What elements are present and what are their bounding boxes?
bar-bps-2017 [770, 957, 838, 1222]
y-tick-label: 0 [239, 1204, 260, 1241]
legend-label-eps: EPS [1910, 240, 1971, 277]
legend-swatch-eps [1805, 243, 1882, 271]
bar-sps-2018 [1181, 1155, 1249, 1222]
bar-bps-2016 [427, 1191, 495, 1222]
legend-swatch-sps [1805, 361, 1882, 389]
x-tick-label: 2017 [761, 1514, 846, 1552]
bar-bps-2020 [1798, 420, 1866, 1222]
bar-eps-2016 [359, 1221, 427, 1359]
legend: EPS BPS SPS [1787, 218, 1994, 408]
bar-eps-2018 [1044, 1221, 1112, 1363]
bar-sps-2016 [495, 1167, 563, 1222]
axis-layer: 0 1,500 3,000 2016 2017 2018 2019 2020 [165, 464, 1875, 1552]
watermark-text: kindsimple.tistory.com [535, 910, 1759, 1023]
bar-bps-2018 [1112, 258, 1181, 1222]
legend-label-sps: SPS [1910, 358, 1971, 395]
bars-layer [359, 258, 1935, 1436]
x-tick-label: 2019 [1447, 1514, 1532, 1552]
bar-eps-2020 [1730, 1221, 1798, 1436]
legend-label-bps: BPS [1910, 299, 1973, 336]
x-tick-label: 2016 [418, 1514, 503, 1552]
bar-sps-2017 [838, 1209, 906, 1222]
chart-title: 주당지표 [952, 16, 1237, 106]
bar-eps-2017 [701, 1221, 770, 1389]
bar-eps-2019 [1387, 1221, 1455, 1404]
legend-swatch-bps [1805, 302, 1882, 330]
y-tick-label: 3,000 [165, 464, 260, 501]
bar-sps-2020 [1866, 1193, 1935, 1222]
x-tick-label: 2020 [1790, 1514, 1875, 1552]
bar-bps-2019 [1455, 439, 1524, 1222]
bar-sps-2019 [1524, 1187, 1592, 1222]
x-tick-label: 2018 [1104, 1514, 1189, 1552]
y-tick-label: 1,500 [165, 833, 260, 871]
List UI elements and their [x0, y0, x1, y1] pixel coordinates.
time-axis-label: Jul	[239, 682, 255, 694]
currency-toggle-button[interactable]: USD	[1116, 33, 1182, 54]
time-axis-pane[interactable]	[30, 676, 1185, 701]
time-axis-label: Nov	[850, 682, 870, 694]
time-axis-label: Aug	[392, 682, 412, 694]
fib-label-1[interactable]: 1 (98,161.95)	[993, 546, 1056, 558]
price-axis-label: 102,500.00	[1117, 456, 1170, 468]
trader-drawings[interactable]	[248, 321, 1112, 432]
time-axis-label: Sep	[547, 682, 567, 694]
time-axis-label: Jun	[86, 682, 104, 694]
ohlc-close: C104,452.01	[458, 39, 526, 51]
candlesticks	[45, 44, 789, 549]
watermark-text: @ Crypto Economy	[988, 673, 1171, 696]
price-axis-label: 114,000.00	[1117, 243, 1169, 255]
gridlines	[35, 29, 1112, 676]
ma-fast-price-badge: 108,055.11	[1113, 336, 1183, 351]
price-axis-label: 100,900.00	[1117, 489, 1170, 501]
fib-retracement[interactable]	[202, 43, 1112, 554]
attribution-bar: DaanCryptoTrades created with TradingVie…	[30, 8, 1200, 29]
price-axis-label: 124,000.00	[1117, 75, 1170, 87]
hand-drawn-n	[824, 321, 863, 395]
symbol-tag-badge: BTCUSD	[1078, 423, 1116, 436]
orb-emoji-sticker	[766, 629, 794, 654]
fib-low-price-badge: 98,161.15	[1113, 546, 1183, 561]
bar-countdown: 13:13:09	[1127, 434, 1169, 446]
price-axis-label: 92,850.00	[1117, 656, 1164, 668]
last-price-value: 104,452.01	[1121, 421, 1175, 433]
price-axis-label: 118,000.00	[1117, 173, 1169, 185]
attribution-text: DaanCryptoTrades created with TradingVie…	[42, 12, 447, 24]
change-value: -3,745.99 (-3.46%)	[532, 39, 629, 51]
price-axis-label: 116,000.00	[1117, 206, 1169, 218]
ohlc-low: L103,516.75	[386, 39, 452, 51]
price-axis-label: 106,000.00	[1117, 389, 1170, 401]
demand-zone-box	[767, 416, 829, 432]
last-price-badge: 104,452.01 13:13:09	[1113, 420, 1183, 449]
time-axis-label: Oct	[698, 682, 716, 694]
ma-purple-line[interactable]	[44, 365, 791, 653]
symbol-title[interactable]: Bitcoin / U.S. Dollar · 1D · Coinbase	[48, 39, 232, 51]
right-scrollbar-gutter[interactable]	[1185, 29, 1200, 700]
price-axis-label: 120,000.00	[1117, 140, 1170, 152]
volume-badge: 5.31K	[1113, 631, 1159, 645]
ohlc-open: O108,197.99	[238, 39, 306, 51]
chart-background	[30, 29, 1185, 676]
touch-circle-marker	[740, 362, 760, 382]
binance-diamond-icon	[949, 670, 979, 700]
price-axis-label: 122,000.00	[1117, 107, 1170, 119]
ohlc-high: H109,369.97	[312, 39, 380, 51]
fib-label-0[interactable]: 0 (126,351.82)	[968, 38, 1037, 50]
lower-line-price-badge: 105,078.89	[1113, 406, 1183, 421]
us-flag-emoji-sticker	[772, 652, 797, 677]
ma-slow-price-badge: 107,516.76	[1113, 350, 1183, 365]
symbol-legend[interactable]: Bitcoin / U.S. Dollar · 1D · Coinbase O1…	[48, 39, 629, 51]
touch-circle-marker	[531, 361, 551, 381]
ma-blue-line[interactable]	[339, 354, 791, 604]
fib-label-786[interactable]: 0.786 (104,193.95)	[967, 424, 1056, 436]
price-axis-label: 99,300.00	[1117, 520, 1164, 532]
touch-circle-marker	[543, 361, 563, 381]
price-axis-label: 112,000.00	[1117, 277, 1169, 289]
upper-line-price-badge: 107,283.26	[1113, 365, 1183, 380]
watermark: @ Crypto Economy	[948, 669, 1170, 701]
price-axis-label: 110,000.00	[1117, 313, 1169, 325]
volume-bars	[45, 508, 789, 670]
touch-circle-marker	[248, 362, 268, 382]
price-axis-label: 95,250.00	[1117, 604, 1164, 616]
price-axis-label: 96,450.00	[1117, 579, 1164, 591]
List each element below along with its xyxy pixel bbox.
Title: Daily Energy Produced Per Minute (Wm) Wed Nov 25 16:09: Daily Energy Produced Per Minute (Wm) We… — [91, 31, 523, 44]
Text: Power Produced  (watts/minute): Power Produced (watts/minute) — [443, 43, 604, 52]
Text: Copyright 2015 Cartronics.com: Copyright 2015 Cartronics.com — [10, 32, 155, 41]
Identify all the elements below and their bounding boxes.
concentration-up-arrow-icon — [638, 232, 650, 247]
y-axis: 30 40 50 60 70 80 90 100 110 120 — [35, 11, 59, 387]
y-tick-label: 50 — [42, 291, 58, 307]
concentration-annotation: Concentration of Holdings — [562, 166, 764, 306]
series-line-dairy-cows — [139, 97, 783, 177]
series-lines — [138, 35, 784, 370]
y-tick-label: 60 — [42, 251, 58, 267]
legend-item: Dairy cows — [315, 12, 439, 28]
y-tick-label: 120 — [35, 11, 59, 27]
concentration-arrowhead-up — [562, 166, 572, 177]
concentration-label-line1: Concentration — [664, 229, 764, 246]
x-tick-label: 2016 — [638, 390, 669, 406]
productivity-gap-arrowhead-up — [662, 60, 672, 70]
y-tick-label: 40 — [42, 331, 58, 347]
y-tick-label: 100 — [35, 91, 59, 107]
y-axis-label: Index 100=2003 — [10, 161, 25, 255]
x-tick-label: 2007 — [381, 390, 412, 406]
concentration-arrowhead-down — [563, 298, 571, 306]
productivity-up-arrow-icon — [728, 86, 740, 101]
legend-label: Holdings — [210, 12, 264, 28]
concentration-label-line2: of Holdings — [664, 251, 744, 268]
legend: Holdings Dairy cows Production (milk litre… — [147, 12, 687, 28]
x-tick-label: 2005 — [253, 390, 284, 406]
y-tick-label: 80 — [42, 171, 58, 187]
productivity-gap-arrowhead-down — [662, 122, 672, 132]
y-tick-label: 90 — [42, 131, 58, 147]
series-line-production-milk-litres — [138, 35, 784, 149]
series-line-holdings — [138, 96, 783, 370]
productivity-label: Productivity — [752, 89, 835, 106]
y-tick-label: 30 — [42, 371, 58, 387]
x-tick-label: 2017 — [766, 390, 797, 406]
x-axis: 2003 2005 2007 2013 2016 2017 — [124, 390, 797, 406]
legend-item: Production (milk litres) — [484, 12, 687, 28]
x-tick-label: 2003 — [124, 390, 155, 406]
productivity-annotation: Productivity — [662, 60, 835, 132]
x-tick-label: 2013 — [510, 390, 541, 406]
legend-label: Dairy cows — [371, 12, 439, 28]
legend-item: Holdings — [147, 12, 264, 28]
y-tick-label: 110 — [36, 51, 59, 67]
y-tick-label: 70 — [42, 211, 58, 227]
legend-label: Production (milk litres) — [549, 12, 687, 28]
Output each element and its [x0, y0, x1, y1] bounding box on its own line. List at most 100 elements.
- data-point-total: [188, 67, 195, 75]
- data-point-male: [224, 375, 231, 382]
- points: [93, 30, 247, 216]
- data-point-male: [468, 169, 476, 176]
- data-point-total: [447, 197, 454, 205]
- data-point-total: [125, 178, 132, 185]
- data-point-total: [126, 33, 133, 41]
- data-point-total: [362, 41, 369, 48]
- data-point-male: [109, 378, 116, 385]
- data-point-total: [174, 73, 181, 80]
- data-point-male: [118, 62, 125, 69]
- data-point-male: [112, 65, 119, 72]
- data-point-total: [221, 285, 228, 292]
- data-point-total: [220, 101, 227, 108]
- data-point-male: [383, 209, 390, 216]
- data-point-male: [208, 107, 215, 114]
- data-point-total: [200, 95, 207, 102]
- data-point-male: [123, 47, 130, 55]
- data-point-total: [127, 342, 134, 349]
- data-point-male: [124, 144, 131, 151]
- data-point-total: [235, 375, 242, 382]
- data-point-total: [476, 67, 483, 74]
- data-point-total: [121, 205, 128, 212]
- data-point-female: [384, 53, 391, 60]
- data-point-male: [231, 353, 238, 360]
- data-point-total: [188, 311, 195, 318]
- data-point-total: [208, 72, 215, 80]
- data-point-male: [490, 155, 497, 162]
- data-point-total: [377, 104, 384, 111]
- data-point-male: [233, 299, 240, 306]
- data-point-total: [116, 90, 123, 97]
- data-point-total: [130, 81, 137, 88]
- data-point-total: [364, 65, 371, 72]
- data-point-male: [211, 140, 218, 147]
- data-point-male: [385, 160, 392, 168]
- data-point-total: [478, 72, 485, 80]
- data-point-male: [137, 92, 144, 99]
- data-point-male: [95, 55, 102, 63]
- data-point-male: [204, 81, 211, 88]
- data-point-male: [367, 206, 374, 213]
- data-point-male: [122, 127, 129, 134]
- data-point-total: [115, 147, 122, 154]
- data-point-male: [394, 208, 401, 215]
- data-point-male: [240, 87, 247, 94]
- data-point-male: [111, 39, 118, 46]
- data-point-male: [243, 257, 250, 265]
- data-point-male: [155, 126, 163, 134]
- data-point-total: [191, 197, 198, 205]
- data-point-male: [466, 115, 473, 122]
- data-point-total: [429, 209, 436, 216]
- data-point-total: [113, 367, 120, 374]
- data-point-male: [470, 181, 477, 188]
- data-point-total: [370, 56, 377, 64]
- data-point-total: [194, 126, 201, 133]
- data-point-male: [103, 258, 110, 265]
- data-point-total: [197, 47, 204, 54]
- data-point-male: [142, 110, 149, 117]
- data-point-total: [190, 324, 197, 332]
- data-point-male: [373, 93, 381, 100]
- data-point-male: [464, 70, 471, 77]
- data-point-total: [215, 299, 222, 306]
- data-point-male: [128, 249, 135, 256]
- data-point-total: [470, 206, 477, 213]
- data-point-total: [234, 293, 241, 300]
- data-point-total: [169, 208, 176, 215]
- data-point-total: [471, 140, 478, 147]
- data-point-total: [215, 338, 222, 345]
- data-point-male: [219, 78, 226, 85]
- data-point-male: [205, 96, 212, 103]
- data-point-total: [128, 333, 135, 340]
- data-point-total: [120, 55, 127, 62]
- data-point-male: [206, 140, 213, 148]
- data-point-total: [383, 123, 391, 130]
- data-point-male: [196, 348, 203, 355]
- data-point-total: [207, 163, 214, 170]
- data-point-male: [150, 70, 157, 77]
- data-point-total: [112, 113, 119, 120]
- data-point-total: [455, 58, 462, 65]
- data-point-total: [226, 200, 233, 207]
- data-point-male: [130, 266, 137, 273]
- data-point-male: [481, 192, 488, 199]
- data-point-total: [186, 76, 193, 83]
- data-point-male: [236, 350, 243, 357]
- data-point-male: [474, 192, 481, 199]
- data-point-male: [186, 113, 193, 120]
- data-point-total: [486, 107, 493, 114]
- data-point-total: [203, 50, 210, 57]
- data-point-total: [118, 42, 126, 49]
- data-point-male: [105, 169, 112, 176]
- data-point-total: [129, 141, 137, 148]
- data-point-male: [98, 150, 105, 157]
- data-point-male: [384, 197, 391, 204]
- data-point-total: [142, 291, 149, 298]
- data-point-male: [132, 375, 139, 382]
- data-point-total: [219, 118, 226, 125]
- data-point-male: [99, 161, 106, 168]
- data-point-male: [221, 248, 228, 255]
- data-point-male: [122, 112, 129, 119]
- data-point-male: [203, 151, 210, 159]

··········

EXERCISE DIRECTIONS ->
Give the lines from the start of the records above through the line containing "682, 255, 694]", inclusive, as a numbered list, leaving out any blank lines.

WRITTEN RESPONSE ->
1. What elements are present and what are their bounding boxes?
2. bar-bps-2017 [770, 957, 838, 1222]
3. y-tick-label: 0 [239, 1204, 260, 1241]
4. legend-label-eps: EPS [1910, 240, 1971, 277]
5. legend-swatch-eps [1805, 243, 1882, 271]
6. bar-sps-2018 [1181, 1155, 1249, 1222]
7. bar-bps-2016 [427, 1191, 495, 1222]
8. legend-swatch-sps [1805, 361, 1882, 389]
9. x-tick-label: 2017 [761, 1514, 846, 1552]
10. bar-bps-2020 [1798, 420, 1866, 1222]
11. bar-eps-2016 [359, 1221, 427, 1359]
12. legend: EPS BPS SPS [1787, 218, 1994, 408]
13. bar-eps-2018 [1044, 1221, 1112, 1363]
14. bar-sps-2016 [495, 1167, 563, 1222]
15. axis-layer: 0 1,500 3,000 2016 2017 2018 2019 2020 [165, 464, 1875, 1552]
16. watermark-text: kindsimple.tistory.com [535, 910, 1759, 1023]
17. bar-bps-2018 [1112, 258, 1181, 1222]
18. legend-label-sps: SPS [1910, 358, 1971, 395]
19. bars-layer [359, 258, 1935, 1436]
20. x-tick-label: 2019 [1447, 1514, 1532, 1552]
21. bar-eps-2020 [1730, 1221, 1798, 1436]
22. legend-label-bps: BPS [1910, 299, 1973, 336]
23. x-tick-label: 2016 [418, 1514, 503, 1552]
24. bar-sps-2017 [838, 1209, 906, 1222]
25. chart-title: 주당지표 [952, 16, 1237, 106]
26. bar-eps-2017 [701, 1221, 770, 1389]
27. bar-eps-2019 [1387, 1221, 1455, 1404]
28. legend-swatch-bps [1805, 302, 1882, 330]
29. y-tick-label: 3,000 [165, 464, 260, 501]
30. bar-sps-2020 [1866, 1193, 1935, 1222]
31. x-tick-label: 2020 [1790, 1514, 1875, 1552]
32. bar-bps-2019 [1455, 439, 1524, 1222]
33. bar-sps-2019 [1524, 1187, 1592, 1222]
34. x-tick-label: 2018 [1104, 1514, 1189, 1552]
35. y-tick-label: 1,500 [165, 833, 260, 871]
36. List UI elements and their [x0, y0, x1, y1] pixel coordinates.
37. time-axis-label: Jul	[239, 682, 255, 694]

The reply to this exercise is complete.